### [What to work on]
Pull out every line containing the string "this".

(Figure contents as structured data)
···
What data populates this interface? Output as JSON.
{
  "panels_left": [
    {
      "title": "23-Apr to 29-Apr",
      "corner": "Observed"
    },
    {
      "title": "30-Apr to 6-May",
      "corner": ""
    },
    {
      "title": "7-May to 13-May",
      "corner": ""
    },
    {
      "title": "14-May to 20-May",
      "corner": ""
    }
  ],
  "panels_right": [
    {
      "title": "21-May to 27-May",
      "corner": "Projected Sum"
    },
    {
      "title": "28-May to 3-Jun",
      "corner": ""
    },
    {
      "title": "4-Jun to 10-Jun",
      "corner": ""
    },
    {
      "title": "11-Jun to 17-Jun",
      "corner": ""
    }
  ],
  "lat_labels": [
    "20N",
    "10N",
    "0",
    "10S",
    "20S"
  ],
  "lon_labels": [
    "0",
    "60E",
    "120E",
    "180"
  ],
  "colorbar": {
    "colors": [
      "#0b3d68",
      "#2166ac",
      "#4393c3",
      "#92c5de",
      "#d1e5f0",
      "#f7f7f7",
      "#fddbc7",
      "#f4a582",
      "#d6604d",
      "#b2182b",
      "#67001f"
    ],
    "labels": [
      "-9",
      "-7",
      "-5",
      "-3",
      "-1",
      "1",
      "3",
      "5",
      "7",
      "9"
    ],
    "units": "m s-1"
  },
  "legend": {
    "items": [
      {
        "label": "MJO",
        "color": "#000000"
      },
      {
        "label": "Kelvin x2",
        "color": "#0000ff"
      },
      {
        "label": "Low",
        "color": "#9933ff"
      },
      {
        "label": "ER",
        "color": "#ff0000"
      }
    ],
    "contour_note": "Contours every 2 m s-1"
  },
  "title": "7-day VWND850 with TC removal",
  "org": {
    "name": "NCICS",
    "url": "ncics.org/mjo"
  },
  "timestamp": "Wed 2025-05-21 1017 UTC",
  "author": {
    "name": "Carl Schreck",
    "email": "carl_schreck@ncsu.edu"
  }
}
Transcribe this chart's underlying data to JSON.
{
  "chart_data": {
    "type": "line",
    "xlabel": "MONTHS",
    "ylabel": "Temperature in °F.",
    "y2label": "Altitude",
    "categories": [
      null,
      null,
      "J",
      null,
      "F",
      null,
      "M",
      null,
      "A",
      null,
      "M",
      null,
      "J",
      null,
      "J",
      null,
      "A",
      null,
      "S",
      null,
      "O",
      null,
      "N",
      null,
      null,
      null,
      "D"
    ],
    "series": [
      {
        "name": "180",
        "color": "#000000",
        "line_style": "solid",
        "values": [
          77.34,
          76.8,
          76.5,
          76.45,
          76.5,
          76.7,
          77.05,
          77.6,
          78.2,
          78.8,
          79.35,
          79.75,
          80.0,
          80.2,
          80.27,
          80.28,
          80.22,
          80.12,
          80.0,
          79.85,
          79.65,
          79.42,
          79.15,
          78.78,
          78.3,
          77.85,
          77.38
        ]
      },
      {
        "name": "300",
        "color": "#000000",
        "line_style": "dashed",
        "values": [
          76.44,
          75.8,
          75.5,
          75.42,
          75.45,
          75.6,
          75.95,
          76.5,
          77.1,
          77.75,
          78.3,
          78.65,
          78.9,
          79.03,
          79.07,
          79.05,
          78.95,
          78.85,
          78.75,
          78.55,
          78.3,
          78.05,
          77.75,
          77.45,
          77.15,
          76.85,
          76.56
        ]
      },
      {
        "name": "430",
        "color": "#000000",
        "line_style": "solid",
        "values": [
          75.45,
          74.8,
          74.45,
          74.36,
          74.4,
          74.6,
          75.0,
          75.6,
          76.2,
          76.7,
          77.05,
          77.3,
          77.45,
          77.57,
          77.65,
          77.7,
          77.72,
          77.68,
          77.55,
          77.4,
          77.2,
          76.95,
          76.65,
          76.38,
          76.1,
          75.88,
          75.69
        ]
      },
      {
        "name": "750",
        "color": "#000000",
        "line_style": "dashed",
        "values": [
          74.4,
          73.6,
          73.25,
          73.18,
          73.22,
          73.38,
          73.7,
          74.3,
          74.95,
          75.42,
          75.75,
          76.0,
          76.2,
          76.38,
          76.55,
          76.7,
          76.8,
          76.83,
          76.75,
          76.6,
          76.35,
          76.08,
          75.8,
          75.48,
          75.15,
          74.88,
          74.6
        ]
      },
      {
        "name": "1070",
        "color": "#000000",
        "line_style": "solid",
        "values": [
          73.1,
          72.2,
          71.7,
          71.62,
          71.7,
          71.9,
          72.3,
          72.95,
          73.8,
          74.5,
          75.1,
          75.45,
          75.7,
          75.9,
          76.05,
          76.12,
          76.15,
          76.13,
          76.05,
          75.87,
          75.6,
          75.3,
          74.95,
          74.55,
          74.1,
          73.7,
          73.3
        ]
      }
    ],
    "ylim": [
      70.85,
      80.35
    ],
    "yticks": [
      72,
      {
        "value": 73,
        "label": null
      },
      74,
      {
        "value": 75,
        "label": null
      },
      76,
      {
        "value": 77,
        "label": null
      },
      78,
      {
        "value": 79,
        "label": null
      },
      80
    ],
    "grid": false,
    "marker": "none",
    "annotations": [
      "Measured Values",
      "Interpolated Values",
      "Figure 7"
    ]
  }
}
···
### [Right answer]
What data populates this interface? Output as JSON.
Transcribe this chart's underlying data to JSON.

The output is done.